**WHAT YOU ARE ASKED TO DO:**
Pull out every line with the word "Tournament".

[Source records]
++++

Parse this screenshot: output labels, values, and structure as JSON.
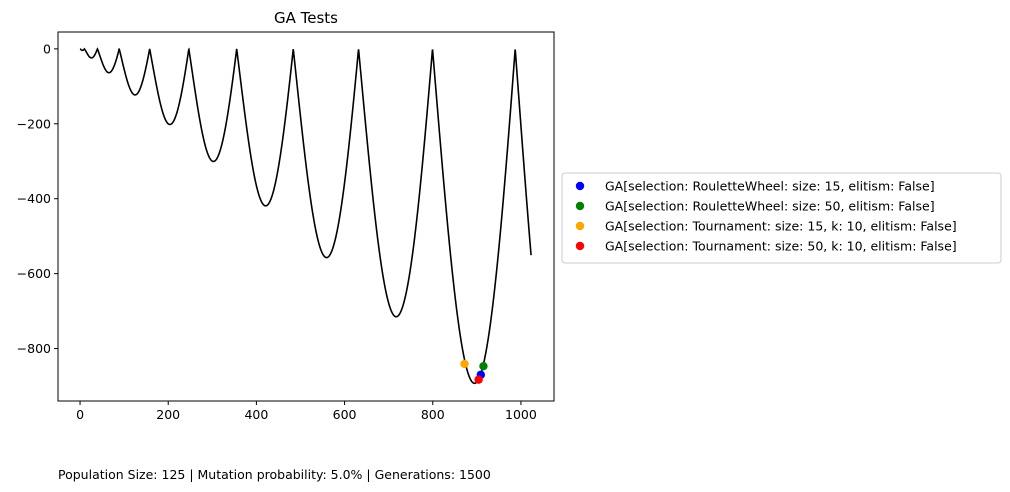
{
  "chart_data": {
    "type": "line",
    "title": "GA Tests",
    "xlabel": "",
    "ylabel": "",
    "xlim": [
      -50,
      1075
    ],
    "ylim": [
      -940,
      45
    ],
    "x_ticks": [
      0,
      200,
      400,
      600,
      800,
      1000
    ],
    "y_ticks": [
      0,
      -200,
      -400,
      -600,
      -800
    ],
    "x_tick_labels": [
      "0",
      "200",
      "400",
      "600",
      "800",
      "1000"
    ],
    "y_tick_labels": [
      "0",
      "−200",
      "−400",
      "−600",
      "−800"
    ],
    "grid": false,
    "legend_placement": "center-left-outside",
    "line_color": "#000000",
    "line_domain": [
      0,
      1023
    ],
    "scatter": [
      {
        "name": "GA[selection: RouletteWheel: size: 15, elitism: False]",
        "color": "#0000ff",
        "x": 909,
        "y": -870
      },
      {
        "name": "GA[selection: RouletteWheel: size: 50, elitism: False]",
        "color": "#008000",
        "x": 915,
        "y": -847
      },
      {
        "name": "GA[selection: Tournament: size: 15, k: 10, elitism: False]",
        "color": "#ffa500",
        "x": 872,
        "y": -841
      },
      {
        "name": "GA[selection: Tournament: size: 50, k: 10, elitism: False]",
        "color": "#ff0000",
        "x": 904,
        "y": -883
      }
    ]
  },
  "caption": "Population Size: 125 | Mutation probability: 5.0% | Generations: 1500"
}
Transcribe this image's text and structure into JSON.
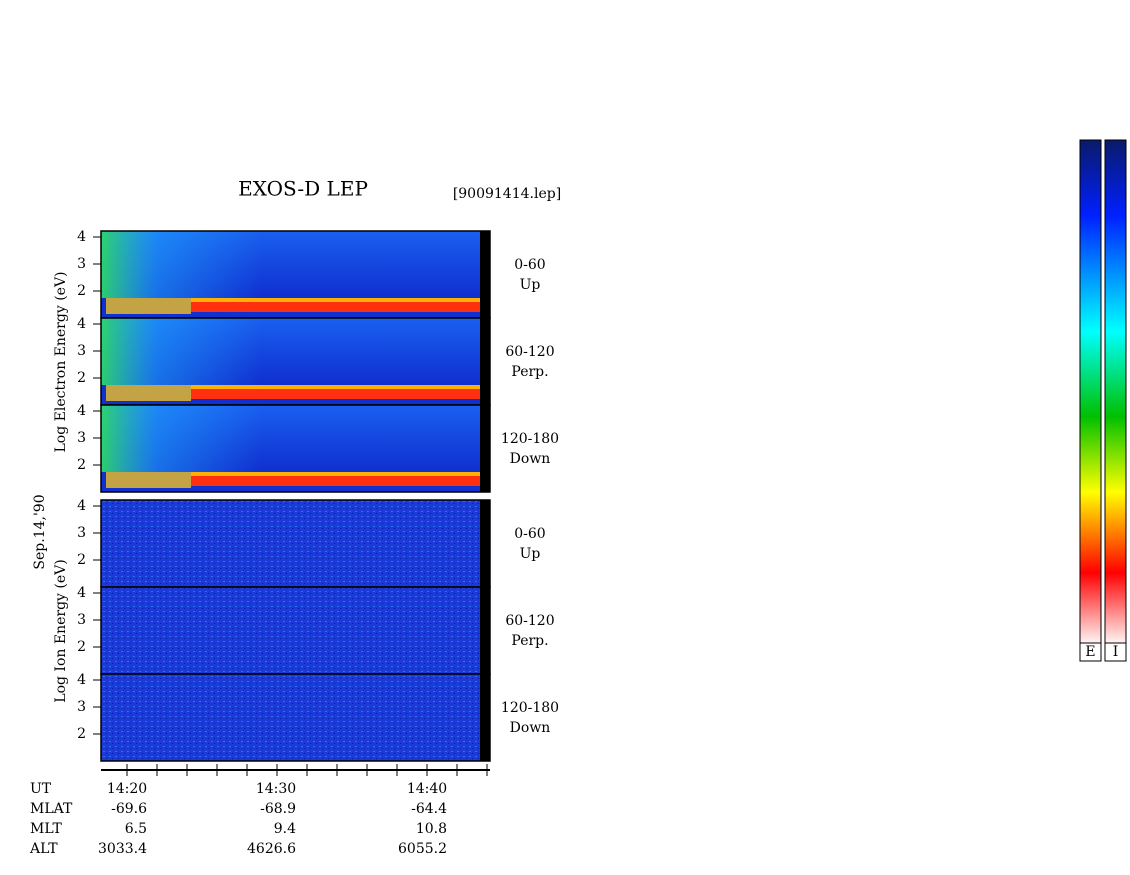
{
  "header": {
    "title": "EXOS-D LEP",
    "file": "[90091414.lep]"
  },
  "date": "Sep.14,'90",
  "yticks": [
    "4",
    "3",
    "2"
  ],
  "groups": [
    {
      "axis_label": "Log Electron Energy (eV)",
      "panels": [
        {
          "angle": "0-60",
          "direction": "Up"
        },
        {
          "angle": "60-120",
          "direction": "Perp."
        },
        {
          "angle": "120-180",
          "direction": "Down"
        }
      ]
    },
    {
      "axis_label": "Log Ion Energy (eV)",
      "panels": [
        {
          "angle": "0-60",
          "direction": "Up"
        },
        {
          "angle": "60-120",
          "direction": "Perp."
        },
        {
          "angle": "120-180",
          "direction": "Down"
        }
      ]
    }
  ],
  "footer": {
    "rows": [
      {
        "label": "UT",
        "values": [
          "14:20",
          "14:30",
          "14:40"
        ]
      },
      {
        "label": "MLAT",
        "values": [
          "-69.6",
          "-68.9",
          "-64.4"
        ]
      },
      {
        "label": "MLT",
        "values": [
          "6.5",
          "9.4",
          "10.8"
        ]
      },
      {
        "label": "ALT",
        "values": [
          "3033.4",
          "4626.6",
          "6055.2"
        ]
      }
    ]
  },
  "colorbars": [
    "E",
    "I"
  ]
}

++++

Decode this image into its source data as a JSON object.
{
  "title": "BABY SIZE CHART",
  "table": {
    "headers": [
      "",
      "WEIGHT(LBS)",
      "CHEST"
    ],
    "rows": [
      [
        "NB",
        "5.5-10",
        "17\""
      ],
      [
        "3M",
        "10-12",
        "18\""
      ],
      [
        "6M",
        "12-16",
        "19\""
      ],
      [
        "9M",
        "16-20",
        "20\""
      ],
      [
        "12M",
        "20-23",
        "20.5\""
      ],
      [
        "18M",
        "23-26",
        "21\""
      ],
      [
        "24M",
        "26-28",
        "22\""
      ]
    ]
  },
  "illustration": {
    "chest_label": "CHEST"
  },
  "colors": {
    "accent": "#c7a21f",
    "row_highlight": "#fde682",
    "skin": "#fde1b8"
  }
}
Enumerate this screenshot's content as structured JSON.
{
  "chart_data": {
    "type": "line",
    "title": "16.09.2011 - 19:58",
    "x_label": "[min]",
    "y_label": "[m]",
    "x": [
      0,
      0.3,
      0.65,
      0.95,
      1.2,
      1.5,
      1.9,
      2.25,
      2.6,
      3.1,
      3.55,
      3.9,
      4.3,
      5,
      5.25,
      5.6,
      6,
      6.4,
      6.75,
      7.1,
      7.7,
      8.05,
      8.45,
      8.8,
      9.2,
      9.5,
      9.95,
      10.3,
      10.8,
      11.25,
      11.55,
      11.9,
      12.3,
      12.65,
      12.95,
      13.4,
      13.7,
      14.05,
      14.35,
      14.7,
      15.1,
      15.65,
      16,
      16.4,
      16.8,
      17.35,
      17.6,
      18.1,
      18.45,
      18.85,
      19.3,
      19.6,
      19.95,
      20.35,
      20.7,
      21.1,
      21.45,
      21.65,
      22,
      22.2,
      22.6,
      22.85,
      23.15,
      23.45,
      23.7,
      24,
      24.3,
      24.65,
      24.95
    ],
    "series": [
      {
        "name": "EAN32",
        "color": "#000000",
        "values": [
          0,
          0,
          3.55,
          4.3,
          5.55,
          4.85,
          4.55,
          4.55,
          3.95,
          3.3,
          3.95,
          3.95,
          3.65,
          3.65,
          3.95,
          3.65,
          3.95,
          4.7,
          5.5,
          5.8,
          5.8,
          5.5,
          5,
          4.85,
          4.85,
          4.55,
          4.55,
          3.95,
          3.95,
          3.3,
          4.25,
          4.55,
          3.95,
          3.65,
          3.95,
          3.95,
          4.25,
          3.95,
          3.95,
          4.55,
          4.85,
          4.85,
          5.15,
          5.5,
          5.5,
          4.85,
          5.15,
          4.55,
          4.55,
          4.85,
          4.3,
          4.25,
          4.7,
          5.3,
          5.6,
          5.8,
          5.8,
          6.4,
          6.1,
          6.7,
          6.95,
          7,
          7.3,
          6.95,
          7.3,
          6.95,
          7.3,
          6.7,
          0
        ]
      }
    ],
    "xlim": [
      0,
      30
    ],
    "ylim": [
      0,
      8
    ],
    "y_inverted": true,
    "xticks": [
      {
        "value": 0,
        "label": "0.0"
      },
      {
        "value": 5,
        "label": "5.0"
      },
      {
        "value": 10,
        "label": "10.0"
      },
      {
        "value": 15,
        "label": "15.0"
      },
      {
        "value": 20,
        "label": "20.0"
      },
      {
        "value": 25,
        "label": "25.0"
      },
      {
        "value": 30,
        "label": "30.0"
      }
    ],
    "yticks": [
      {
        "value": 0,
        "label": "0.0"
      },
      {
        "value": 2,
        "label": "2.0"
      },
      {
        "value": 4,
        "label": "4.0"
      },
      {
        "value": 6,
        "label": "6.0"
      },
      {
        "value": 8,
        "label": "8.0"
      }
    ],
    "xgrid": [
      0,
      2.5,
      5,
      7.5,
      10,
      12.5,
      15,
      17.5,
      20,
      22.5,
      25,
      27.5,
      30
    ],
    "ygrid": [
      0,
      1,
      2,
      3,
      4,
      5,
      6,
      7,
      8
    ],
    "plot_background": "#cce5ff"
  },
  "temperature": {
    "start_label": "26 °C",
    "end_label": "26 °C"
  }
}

++++

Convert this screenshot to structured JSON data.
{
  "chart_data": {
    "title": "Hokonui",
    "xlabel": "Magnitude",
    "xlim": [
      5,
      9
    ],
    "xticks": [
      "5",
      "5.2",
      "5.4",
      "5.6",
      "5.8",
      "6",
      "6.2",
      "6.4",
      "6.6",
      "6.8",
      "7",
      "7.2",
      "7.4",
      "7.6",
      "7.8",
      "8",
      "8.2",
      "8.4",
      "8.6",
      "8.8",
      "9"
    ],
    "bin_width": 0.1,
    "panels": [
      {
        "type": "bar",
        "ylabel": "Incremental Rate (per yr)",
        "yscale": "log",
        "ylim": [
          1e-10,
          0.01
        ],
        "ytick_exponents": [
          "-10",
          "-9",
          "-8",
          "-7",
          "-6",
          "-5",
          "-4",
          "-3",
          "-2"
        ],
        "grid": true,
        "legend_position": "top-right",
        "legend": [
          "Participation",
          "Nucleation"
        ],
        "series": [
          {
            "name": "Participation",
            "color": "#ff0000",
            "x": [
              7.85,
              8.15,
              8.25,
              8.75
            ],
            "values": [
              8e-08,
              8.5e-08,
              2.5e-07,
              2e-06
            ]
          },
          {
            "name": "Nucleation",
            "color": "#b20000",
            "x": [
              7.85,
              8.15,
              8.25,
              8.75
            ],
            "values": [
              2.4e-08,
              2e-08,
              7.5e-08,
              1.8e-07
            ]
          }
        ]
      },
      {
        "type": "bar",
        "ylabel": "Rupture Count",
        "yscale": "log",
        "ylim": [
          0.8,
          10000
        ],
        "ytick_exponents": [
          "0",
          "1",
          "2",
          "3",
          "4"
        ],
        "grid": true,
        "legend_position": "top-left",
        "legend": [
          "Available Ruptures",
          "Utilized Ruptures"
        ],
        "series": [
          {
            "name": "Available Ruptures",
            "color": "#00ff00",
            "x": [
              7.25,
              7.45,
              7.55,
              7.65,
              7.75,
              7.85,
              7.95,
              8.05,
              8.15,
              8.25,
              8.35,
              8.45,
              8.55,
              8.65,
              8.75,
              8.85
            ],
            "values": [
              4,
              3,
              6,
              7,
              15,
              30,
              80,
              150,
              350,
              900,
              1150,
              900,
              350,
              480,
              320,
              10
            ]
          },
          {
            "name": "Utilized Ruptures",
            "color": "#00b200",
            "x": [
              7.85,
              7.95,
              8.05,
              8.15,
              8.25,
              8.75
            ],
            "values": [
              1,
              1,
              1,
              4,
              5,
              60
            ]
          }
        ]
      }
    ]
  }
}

++++

**FINISHED TASK:**
        "name": "GA[selection: Tournament: size: 15, k: 10, elitism: False]",
        "name": "GA[selection: Tournament: size: 50, k: 10, elitism: False]",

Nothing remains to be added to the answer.